-------- Provided material

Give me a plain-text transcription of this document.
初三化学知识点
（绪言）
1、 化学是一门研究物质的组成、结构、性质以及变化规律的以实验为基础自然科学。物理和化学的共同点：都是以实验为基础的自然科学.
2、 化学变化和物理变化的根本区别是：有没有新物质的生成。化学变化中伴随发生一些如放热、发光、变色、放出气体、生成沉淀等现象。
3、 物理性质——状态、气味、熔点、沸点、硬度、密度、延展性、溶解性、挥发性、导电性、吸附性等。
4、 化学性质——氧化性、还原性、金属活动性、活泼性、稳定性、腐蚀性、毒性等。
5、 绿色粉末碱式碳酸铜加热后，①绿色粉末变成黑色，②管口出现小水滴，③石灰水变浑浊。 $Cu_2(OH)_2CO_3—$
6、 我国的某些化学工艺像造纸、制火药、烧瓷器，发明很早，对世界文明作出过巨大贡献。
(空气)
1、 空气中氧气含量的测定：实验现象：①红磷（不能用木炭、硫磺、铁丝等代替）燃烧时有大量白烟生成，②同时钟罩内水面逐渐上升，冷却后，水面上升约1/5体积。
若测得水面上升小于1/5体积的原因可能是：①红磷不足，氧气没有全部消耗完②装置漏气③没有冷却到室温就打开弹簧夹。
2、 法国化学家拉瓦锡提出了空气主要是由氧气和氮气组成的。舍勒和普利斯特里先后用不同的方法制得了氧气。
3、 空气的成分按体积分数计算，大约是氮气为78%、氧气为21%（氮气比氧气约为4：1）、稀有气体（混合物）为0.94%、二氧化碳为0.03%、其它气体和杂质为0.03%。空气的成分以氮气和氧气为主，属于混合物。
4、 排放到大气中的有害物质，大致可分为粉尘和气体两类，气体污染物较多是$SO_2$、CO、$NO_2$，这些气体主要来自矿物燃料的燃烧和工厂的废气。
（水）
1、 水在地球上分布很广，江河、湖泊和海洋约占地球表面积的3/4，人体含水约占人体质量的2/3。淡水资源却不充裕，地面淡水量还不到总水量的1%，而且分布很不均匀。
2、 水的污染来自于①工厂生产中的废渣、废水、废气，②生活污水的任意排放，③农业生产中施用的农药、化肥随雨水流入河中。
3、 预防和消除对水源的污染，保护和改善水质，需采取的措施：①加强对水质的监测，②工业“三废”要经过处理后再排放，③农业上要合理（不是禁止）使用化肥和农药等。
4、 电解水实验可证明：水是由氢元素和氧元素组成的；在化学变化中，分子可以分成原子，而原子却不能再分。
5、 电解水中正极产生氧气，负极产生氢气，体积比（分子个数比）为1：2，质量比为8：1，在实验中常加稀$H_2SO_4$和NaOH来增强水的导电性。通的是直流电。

----------------

== Your task ==
Can you restate every record above word for word?

== Exercise solution ==
Give me a plain-text transcription of this document.
初三化学知识点
（绪言）
1、 化学是一门研究物质的组成、结构、性质以及变化规律的以实验为基础自然科学。物理和化学的共同点：都是以实验为基础的自然科学.
2、 化学变化和物理变化的根本区别是：有没有新物质的生成。化学变化中伴随发生一些如放热、发光、变色、放出气体、生成沉淀等现象。
3、 物理性质——状态、气味、熔点、沸点、硬度、密度、延展性、溶解性、挥发性、导电性、吸附性等。
4、 化学性质——氧化性、还原性、金属活动性、活泼性、稳定性、腐蚀性、毒性等。
5、 绿色粉末碱式碳酸铜加热后，①绿色粉末变成黑色，②管口出现小水滴，③石灰水变浑浊。 $Cu_2(OH)_2CO_3—$
6、 我国的某些化学工艺像造纸、制火药、烧瓷器，发明很早，对世界文明作出过巨大贡献。
(空气)
1、 空气中氧气含量的测定：实验现象：①红磷（不能用木炭、硫磺、铁丝等代替）燃烧时有大量白烟生成，②同时钟罩内水面逐渐上升，冷却后，水面上升约1/5体积。
若测得水面上升小于1/5体积的原因可能是：①红磷不足，氧气没有全部消耗完②装置漏气③没有冷却到室温就打开弹簧夹。
2、 法国化学家拉瓦锡提出了空气主要是由氧气和氮气组成的。舍勒和普利斯特里先后用不同的方法制得了氧气。
3、 空气的成分按体积分数计算，大约是氮气为78%、氧气为21%（氮气比氧气约为4：1）、稀有气体（混合物）为0.94%、二氧化碳为0.03%、其它气体和杂质为0.03%。空气的成分以氮气和氧气为主，属于混合物。
4、 排放到大气中的有害物质，大致可分为粉尘和气体两类，气体污染物较多是$SO_2$、CO、$NO_2$，这些气体主要来自矿物燃料的燃烧和工厂的废气。
（水）
1、 水在地球上分布很广，江河、湖泊和海洋约占地球表面积的3/4，人体含水约占人体质量的2/3。淡水资源却不充裕，地面淡水量还不到总水量的1%，而且分布很不均匀。
2、 水的污染来自于①工厂生产中的废渣、废水、废气，②生活污水的任意排放，③农业生产中施用的农药、化肥随雨水流入河中。
3、 预防和消除对水源的污染，保护和改善水质，需采取的措施：①加强对水质的监测，②工业“三废”要经过处理后再排放，③农业上要合理（不是禁止）使用化肥和农药等。
4、 电解水实验可证明：水是由氢元素和氧元素组成的；在化学变化中，分子可以分成原子，而原子却不能再分。
5、 电解水中正极产生氧气，负极产生氢气，体积比（分子个数比）为1：2，质量比为8：1，在实验中常加稀$H_2SO_4$和NaOH来增强水的导电性。通的是直流电。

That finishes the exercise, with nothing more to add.